** Extrait présenté **
+-------+

[Entretien] Gaël Faye : “Ce qui me révolte, c’est l’abdication”
Né au Burundi d’un père français et d’une mère rwandaise, exilé à 13 ans, le chanteur Gaël Faye s’est rendu définitivement célèbre avec Petit pays, un premier roman sacré Goncourt des lycéens, en 2016. À 36 ans, cet artiste complet reste hanté par la question du nomadisme.
Deux ans sont passés depuis la sortie de Petit pays. Entre-temps, vous avez sorti deux nouveaux albums qui mêlent dénonciation et poésie. Vous ne vouliez pas choisir ?
Non. Pour moi, tout se mélange. J’ai toujours aimé les artistes qui utilisent toute la gamme des ressentis humains. Pour ma part, je suis révolté mais je sais aussi être léger, amoureux et contemplatif. D’ailleurs, je me méfie des artistes qui ne sont que révoltés ou que légers parce que pour moi, ça finit par devenir une posture ou bien, d’une certaine façon, une désertion. Quand on me demande l’écrivain qui a changé ma vie, je parle toujours de René Depestre car il est toujours, que ce soit dans sa manière d’aborder la vie ou dans son écriture, dans ce balancement entre la tendresse et la révolte. Depestre sait être sensuel, charnel et, en même temps, il a cette rage de vivre, cette affirmation d’être au monde.
Qu’est-ce qui vous révolte aujourd’hui ?

+-------+

** Consigne 1 **
Reproduisez fidèlement le passage de l'entretien qui va de « Non. Pour moi, tout » à « révolte aujourd’hui ? ».
** Consigne 2 **
Dans l'entretien, quel écrivain Gaël Faye nomme-t-il lorsqu'on lui demande lequel a changé sa vie ?
Les lignes proviennent d'une autre source que l'entretien.

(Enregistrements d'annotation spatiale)
+-------+

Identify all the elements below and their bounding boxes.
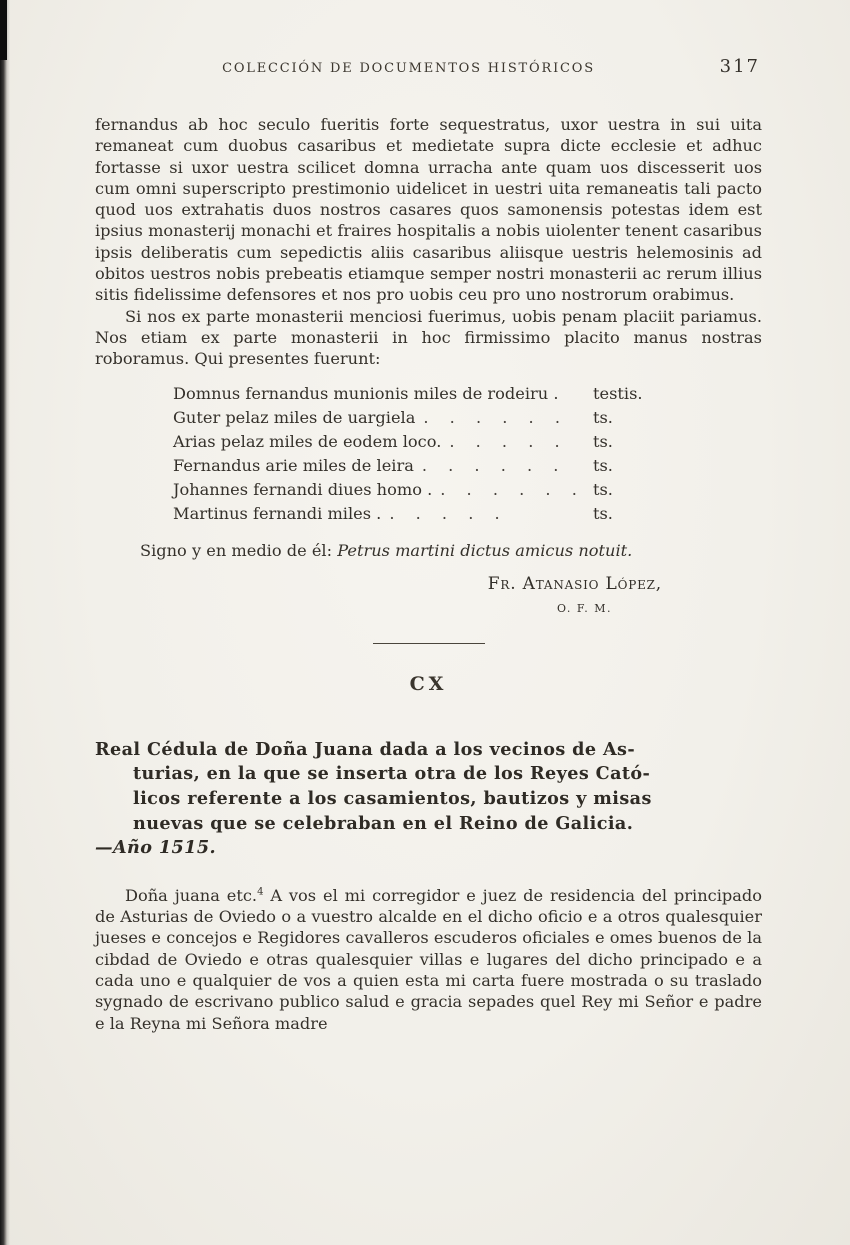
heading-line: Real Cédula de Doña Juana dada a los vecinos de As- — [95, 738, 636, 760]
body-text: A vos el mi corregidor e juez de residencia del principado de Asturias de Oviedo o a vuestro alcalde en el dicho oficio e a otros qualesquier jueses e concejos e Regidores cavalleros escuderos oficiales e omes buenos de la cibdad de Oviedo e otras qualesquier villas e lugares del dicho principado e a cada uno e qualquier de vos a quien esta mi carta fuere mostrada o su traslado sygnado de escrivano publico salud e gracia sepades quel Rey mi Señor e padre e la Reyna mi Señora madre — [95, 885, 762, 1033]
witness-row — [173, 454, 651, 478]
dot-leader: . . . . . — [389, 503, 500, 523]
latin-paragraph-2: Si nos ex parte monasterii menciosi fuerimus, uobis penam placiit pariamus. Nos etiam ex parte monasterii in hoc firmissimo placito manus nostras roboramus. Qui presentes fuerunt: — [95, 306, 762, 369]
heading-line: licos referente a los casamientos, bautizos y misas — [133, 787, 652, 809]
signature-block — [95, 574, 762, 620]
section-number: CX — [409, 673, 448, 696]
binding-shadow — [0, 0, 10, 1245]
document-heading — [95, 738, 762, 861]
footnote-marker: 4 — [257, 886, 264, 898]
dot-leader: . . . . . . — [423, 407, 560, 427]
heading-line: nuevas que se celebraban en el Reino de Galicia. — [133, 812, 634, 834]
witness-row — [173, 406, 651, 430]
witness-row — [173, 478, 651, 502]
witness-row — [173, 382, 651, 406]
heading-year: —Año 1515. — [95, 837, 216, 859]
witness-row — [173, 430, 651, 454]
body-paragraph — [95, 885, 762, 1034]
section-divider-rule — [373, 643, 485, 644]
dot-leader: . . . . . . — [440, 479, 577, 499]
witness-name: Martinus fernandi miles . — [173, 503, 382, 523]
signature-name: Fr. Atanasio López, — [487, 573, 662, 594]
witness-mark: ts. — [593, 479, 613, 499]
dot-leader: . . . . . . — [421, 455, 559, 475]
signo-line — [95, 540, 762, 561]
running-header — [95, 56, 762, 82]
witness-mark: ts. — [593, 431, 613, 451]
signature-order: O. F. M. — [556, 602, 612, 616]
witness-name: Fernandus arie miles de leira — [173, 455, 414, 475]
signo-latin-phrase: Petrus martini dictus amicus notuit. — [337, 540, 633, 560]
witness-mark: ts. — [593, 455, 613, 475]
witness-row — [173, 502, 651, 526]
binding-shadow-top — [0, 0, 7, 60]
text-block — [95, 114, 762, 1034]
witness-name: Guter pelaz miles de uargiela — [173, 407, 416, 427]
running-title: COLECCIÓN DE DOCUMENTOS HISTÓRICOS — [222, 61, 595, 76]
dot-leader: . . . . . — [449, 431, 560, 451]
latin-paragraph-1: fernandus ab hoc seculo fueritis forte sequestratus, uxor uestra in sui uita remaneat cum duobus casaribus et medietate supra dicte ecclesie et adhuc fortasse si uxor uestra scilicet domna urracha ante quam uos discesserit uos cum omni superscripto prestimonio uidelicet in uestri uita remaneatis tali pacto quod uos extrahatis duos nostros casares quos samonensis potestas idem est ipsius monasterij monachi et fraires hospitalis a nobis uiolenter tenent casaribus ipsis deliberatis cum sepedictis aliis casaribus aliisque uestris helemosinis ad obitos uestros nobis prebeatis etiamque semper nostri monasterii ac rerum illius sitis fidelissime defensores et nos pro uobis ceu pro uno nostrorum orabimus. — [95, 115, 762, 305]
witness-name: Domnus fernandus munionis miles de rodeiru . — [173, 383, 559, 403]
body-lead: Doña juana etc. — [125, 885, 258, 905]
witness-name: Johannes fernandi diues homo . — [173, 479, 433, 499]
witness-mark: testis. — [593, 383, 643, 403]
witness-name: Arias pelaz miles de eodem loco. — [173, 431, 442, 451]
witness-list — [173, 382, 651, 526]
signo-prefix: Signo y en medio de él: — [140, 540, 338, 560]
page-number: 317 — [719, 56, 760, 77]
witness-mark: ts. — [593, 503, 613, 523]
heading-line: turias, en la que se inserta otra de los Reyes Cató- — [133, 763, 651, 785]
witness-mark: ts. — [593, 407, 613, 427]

+-------+

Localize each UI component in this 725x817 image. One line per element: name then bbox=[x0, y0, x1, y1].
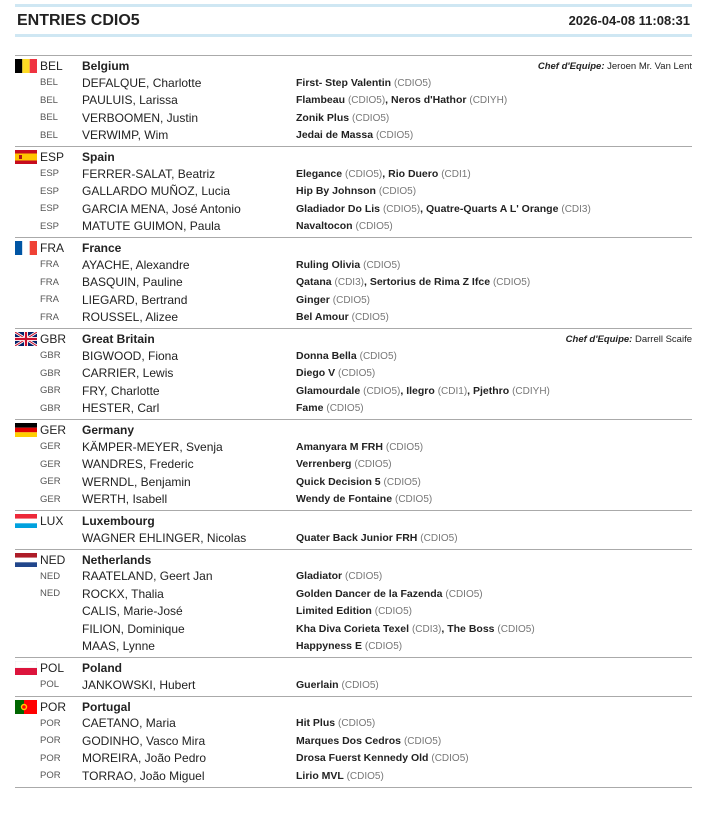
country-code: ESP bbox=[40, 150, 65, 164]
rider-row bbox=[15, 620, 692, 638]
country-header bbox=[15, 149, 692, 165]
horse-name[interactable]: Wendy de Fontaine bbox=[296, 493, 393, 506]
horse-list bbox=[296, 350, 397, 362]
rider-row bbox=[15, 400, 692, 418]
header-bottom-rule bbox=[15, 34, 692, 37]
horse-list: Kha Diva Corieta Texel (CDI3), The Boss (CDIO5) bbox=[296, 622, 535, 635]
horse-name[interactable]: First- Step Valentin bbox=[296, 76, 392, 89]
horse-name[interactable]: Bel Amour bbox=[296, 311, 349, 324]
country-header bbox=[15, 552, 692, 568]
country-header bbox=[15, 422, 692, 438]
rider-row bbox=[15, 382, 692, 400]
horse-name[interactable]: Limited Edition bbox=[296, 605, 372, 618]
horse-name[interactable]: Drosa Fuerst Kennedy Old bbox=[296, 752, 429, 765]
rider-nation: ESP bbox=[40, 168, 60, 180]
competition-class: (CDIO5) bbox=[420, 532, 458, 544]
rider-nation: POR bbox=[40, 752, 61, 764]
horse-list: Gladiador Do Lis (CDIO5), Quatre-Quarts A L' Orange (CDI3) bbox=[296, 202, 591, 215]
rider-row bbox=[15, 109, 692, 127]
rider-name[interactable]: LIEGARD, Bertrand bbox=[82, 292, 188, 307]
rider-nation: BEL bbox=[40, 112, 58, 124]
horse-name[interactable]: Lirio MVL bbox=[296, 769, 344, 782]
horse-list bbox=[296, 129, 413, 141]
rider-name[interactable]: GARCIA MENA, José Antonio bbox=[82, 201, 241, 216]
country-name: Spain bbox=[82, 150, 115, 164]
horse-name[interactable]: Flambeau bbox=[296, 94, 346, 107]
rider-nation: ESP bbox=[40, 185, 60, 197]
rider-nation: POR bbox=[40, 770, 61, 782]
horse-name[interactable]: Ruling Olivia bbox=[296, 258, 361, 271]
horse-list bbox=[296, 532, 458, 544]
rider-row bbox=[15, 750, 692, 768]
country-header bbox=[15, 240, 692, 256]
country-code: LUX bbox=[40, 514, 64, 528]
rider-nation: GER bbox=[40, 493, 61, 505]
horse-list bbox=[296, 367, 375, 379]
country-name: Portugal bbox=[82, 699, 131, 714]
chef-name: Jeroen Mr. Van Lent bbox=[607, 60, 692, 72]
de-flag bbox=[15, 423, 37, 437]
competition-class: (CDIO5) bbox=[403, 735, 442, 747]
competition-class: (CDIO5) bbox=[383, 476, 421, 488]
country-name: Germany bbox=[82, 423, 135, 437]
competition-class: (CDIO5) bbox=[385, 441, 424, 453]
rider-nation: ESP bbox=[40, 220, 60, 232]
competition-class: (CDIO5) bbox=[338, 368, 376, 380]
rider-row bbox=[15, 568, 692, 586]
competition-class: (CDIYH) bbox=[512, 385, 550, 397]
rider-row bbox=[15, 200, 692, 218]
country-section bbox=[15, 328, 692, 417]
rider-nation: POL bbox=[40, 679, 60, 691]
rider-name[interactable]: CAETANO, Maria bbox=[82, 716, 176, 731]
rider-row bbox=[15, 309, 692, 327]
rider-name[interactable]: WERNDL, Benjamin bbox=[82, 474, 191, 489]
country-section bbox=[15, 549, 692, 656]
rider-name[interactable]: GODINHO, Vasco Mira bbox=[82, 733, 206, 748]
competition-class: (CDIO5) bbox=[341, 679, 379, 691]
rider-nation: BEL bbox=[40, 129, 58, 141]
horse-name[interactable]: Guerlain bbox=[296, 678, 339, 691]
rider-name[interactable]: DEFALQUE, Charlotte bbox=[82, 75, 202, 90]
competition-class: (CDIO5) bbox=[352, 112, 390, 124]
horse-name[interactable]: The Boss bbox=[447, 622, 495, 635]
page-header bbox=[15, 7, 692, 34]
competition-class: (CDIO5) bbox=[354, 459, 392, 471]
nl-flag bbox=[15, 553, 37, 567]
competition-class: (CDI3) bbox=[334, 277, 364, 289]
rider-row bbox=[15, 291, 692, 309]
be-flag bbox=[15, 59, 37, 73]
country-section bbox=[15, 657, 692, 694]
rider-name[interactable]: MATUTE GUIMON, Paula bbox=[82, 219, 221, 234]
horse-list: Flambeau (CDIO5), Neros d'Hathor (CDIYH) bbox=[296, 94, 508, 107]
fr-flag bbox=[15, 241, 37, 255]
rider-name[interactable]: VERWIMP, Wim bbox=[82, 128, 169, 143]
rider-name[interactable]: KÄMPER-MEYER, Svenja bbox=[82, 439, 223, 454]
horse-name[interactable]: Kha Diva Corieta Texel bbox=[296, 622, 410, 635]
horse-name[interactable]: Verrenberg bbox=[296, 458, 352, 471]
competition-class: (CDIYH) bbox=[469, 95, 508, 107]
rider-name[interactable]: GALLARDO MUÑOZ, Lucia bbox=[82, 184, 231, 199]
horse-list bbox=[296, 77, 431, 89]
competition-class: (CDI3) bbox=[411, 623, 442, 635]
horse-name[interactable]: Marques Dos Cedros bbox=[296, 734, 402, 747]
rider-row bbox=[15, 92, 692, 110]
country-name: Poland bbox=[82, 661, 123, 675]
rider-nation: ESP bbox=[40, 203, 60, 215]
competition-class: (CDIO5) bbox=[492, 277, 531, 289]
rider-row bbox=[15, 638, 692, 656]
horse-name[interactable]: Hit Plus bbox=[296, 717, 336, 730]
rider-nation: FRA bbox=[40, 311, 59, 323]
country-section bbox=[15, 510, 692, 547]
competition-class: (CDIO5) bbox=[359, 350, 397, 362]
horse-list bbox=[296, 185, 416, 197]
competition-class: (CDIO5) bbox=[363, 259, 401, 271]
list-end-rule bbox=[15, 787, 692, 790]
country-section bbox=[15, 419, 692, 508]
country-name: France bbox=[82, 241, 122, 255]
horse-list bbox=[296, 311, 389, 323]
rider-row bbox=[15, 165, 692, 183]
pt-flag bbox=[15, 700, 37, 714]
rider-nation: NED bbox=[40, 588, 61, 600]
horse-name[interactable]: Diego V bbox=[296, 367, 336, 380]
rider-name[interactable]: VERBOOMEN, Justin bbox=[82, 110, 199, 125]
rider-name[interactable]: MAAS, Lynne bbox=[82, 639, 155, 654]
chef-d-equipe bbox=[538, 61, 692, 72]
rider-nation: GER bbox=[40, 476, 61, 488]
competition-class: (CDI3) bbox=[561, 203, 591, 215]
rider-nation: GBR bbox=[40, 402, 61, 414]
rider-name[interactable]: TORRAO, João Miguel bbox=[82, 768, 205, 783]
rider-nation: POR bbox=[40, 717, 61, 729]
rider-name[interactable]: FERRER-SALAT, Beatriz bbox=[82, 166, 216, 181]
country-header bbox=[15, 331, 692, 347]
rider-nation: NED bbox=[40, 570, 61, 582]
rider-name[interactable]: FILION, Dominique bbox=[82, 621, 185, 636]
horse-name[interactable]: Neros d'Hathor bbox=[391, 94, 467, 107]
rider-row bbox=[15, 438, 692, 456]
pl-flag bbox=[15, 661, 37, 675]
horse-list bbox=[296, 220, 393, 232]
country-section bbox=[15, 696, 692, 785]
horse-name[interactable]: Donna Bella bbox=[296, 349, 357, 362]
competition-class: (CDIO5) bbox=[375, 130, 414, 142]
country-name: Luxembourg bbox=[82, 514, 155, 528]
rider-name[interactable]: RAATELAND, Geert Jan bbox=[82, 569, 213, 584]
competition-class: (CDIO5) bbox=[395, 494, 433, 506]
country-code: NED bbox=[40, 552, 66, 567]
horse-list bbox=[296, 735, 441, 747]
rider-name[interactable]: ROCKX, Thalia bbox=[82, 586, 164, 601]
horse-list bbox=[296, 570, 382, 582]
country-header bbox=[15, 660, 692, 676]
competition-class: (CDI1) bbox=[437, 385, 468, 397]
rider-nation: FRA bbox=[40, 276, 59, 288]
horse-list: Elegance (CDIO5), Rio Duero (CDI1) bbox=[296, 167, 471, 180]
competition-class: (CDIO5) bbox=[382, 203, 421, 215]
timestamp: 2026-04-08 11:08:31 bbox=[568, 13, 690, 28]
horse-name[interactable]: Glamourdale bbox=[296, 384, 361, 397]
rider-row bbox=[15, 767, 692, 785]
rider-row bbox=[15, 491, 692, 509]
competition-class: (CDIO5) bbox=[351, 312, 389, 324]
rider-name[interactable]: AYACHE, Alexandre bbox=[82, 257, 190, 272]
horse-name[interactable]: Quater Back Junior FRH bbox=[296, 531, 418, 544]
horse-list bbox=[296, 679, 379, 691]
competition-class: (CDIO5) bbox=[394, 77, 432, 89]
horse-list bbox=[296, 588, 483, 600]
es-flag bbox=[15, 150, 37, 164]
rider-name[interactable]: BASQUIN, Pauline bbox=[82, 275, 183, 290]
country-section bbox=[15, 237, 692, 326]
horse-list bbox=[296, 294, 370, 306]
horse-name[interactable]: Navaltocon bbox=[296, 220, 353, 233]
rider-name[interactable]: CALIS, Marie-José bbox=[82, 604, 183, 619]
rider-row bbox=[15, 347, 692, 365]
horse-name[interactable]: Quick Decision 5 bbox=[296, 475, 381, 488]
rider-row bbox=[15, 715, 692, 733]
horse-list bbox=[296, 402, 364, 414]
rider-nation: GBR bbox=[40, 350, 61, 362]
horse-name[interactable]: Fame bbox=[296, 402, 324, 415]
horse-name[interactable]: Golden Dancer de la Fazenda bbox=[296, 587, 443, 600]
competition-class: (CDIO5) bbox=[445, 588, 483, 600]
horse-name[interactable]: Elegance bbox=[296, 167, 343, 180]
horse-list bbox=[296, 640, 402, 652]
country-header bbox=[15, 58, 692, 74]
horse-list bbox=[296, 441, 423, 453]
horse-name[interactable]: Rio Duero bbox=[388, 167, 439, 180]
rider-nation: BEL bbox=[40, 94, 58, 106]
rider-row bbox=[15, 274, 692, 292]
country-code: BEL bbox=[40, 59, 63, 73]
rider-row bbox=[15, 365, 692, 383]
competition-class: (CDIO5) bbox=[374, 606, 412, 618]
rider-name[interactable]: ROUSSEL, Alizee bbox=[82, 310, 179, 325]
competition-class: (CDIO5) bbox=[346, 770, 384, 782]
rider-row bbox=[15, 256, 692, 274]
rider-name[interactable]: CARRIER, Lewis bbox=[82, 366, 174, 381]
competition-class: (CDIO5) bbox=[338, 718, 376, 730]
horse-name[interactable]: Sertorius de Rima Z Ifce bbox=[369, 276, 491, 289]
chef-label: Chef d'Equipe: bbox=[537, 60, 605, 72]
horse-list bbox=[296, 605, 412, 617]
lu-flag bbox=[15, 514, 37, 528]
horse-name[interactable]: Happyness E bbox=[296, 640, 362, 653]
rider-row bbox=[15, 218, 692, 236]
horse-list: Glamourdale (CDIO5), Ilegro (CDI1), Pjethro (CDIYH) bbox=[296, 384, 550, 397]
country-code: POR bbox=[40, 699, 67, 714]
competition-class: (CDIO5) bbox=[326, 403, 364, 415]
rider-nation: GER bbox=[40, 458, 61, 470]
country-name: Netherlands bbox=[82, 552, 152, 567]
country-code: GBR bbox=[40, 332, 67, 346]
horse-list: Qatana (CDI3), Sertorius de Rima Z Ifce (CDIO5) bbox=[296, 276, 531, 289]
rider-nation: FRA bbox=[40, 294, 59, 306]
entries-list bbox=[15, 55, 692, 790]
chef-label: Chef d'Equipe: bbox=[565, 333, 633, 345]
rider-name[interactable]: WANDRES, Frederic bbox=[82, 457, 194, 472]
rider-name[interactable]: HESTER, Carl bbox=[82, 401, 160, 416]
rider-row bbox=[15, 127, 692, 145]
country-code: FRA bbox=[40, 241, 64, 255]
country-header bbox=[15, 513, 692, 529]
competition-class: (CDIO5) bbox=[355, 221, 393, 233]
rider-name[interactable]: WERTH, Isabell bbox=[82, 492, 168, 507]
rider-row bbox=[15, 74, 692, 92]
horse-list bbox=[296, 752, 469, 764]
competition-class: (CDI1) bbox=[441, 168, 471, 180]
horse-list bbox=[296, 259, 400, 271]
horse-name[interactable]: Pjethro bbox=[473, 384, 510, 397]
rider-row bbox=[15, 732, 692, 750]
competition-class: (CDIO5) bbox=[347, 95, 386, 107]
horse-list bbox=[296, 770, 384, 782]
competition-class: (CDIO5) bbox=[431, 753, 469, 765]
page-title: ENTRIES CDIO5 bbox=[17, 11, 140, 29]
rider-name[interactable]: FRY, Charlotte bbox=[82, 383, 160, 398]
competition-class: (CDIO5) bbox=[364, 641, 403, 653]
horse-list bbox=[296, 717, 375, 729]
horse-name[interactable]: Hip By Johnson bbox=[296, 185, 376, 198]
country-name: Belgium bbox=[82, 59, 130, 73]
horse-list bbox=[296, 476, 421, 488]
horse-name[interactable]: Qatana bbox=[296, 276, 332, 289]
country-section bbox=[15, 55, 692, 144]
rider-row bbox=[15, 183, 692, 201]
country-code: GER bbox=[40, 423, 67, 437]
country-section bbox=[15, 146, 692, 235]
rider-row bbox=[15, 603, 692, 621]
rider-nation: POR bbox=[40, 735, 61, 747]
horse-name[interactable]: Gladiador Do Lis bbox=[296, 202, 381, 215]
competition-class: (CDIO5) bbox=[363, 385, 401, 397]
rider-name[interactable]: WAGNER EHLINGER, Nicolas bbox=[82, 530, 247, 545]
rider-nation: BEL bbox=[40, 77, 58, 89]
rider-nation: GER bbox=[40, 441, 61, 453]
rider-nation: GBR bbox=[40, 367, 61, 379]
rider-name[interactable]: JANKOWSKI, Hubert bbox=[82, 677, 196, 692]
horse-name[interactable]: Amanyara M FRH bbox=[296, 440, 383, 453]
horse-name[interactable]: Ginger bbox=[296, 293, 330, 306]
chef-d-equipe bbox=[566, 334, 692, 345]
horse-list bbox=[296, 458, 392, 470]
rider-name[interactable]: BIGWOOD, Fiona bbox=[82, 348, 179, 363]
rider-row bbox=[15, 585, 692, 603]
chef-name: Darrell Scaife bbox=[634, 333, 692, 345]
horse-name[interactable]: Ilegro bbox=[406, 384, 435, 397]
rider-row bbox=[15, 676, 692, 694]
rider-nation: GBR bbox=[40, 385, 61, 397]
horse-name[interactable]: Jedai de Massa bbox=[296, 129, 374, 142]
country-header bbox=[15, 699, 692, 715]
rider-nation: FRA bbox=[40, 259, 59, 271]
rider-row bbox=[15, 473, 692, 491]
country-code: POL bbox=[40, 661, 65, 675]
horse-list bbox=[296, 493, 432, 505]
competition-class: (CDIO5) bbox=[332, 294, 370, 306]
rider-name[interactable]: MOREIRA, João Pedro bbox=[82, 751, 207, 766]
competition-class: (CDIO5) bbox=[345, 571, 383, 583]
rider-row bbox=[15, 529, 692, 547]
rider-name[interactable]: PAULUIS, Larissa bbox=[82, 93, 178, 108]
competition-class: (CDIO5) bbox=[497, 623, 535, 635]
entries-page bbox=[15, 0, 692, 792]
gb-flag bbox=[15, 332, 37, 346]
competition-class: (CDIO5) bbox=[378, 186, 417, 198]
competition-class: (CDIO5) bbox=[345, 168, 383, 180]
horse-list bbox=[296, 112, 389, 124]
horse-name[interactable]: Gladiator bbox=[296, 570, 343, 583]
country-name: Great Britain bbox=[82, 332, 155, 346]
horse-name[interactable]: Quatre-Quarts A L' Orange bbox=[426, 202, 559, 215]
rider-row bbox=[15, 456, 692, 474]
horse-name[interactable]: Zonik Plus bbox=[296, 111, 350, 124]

+-------+

** Solution 1 **
Non. Pour moi, tout se mélange. J’ai toujours aimé les artistes qui utilisent toute la gamme des ressentis humains. Pour ma part, je suis révolté mais je sais aussi être léger, amoureux et contemplatif. D’ailleurs, je me méfie des artistes qui ne sont que révoltés ou que légers parce que pour moi, ça finit par devenir une posture ou bien, d’une certaine façon, une désertion. Quand on me demande l’écrivain qui a changé ma vie, je parle toujours de René Depestre car il est toujours, que ce soit dans sa manière d’aborder la vie ou dans son écriture, dans ce balancement entre la tendresse et la révolte. Depestre sait être sensuel, charnel et, en même temps, il a cette rage de vivre, cette affirmation d’être au monde.
Qu’est-ce qui vous révolte aujourd’hui ?

** Solution 2 **
René Depestre.